[Stored records]
++++++++++

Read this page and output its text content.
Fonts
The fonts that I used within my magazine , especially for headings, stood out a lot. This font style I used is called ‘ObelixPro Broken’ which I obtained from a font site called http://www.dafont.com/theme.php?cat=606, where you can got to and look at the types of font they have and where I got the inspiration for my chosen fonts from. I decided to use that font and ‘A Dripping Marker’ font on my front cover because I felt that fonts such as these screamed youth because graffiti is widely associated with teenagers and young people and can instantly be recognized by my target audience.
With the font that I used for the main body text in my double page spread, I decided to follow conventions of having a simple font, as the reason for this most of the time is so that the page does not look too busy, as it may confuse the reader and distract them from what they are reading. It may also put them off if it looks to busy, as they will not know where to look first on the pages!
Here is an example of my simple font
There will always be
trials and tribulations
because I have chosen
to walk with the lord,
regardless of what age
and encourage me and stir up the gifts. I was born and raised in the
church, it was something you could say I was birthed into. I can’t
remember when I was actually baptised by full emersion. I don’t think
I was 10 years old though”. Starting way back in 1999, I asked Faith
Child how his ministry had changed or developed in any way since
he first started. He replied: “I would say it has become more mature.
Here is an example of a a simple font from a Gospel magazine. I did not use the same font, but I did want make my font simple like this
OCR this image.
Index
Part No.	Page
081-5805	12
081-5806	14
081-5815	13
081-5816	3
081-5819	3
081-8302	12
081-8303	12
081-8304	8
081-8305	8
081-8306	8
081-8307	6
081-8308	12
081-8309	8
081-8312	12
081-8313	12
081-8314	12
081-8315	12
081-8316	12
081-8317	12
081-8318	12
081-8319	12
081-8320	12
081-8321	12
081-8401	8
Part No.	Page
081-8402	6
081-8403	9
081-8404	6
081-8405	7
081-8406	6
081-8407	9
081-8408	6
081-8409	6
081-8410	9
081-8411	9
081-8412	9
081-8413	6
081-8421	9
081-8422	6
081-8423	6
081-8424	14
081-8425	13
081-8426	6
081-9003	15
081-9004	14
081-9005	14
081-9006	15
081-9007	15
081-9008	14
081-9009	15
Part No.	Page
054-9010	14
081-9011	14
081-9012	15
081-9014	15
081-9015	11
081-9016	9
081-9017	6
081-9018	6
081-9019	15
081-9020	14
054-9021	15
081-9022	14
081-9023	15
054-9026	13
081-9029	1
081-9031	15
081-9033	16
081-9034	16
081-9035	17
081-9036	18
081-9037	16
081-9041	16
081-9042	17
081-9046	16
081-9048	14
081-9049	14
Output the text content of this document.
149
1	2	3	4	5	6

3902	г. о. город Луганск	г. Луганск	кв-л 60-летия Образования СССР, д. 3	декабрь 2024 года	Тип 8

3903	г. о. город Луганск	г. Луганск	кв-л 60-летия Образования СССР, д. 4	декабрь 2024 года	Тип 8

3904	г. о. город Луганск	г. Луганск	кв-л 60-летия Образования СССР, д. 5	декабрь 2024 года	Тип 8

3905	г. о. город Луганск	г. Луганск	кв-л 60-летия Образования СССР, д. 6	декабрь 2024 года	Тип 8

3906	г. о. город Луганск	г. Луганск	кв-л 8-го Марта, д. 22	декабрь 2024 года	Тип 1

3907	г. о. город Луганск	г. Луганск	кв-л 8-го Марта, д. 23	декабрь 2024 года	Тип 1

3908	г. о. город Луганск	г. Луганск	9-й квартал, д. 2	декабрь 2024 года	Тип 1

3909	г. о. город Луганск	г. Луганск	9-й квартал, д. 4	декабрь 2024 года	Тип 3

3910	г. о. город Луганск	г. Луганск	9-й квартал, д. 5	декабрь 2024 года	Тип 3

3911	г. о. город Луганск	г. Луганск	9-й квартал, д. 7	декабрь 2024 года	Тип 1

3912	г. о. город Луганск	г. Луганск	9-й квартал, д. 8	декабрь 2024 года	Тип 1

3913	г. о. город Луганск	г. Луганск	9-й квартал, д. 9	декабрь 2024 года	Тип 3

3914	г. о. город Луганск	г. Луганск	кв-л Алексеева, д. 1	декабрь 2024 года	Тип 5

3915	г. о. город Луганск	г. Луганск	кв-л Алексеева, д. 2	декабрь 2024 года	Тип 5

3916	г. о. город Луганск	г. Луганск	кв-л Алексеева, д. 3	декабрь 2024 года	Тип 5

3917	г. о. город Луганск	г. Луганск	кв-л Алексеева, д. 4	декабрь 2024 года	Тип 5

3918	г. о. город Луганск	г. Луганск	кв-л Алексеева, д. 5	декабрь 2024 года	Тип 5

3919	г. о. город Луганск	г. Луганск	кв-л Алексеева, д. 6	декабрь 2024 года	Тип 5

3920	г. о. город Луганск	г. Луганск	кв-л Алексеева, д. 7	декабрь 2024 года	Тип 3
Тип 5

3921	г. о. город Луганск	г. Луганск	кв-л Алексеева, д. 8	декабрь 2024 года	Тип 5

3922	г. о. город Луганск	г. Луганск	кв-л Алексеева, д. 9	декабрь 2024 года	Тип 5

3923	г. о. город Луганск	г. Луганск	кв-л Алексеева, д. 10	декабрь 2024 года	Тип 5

++++++++++

**GOAL:** Output the records exactly, including every line.

**EXPECTED ANSWER:**
Read this page and output its text content.
Fonts
The fonts that I used within my magazine , especially for headings, stood out a lot. This font style I used is called ‘ObelixPro Broken’ which I obtained from a font site called http://www.dafont.com/theme.php?cat=606, where you can got to and look at the types of font they have and where I got the inspiration for my chosen fonts from. I decided to use that font and ‘A Dripping Marker’ font on my front cover because I felt that fonts such as these screamed youth because graffiti is widely associated with teenagers and young people and can instantly be recognized by my target audience.
With the font that I used for the main body text in my double page spread, I decided to follow conventions of having a simple font, as the reason for this most of the time is so that the page does not look too busy, as it may confuse the reader and distract them from what they are reading. It may also put them off if it looks to busy, as they will not know where to look first on the pages!
Here is an example of my simple font
There will always be
trials and tribulations
because I have chosen
to walk with the lord,
regardless of what age
and encourage me and stir up the gifts. I was born and raised in the
church, it was something you could say I was birthed into. I can’t
remember when I was actually baptised by full emersion. I don’t think
I was 10 years old though”. Starting way back in 1999, I asked Faith
Child how his ministry had changed or developed in any way since
he first started. He replied: “I would say it has become more mature.
Here is an example of a a simple font from a Gospel magazine. I did not use the same font, but I did want make my font simple like this
OCR this image.
Index
Part No.	Page
081-5805	12
081-5806	14
081-5815	13
081-5816	3
081-5819	3
081-8302	12
081-8303	12
081-8304	8
081-8305	8
081-8306	8
081-8307	6
081-8308	12
081-8309	8
081-8312	12
081-8313	12
081-8314	12
081-8315	12
081-8316	12
081-8317	12
081-8318	12
081-8319	12
081-8320	12
081-8321	12
081-8401	8
Part No.	Page
081-8402	6
081-8403	9
081-8404	6
081-8405	7
081-8406	6
081-8407	9
081-8408	6
081-8409	6
081-8410	9
081-8411	9
081-8412	9
081-8413	6
081-8421	9
081-8422	6
081-8423	6
081-8424	14
081-8425	13
081-8426	6
081-9003	15
081-9004	14
081-9005	14
081-9006	15
081-9007	15
081-9008	14
081-9009	15
Part No.	Page
054-9010	14
081-9011	14
081-9012	15
081-9014	15
081-9015	11
081-9016	9
081-9017	6
081-9018	6
081-9019	15
081-9020	14
054-9021	15
081-9022	14
081-9023	15
054-9026	13
081-9029	1
081-9031	15
081-9033	16
081-9034	16
081-9035	17
081-9036	18
081-9037	16
081-9041	16
081-9042	17
081-9046	16
081-9048	14
081-9049	14
Output the text content of this document.
149
1	2	3	4	5	6

3902	г. о. город Луганск	г. Луганск	кв-л 60-летия Образования СССР, д. 3	декабрь 2024 года	Тип 8

3903	г. о. город Луганск	г. Луганск	кв-л 60-летия Образования СССР, д. 4	декабрь 2024 года	Тип 8

3904	г. о. город Луганск	г. Луганск	кв-л 60-летия Образования СССР, д. 5	декабрь 2024 года	Тип 8

3905	г. о. город Луганск	г. Луганск	кв-л 60-летия Образования СССР, д. 6	декабрь 2024 года	Тип 8

3906	г. о. город Луганск	г. Луганск	кв-л 8-го Марта, д. 22	декабрь 2024 года	Тип 1

3907	г. о. город Луганск	г. Луганск	кв-л 8-го Марта, д. 23	декабрь 2024 года	Тип 1

3908	г. о. город Луганск	г. Луганск	9-й квартал, д. 2	декабрь 2024 года	Тип 1

3909	г. о. город Луганск	г. Луганск	9-й квартал, д. 4	декабрь 2024 года	Тип 3

3910	г. о. город Луганск	г. Луганск	9-й квартал, д. 5	декабрь 2024 года	Тип 3

3911	г. о. город Луганск	г. Луганск	9-й квартал, д. 7	декабрь 2024 года	Тип 1

3912	г. о. город Луганск	г. Луганск	9-й квартал, д. 8	декабрь 2024 года	Тип 1

3913	г. о. город Луганск	г. Луганск	9-й квартал, д. 9	декабрь 2024 года	Тип 3

3914	г. о. город Луганск	г. Луганск	кв-л Алексеева, д. 1	декабрь 2024 года	Тип 5

3915	г. о. город Луганск	г. Луганск	кв-л Алексеева, д. 2	декабрь 2024 года	Тип 5

3916	г. о. город Луганск	г. Луганск	кв-л Алексеева, д. 3	декабрь 2024 года	Тип 5

3917	г. о. город Луганск	г. Луганск	кв-л Алексеева, д. 4	декабрь 2024 года	Тип 5

3918	г. о. город Луганск	г. Луганск	кв-л Алексеева, д. 5	декабрь 2024 года	Тип 5

3919	г. о. город Луганск	г. Луганск	кв-л Алексеева, д. 6	декабрь 2024 года	Тип 5

3920	г. о. город Луганск	г. Луганск	кв-л Алексеева, д. 7	декабрь 2024 года	Тип 3
Тип 5

3921	г. о. город Луганск	г. Луганск	кв-л Алексеева, д. 8	декабрь 2024 года	Тип 5

3922	г. о. город Луганск	г. Луганск	кв-л Алексеева, д. 9	декабрь 2024 года	Тип 5

3923	г. о. город Луганск	г. Луганск	кв-л Алексеева, д. 10	декабрь 2024 года	Тип 5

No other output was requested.